[Goal of the exercise]
Lines containing the string "label" are to be collected in full.

Start of The records

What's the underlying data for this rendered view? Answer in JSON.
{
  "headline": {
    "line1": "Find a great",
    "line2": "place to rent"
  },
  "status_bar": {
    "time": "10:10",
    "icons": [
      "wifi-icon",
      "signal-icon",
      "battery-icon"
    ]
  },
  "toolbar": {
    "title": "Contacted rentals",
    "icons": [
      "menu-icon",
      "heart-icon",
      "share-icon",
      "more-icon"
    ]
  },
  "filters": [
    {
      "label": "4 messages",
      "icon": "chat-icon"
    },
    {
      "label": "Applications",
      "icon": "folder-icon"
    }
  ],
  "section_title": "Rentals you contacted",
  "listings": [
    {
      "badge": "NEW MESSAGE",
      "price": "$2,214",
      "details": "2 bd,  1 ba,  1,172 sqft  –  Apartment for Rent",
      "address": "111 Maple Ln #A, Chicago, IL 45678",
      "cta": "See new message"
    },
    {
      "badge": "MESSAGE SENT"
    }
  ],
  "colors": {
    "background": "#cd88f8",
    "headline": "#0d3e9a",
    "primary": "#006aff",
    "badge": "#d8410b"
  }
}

End of The records

[Finished exercise]
      "label": "4 messages",
      "label": "Applications",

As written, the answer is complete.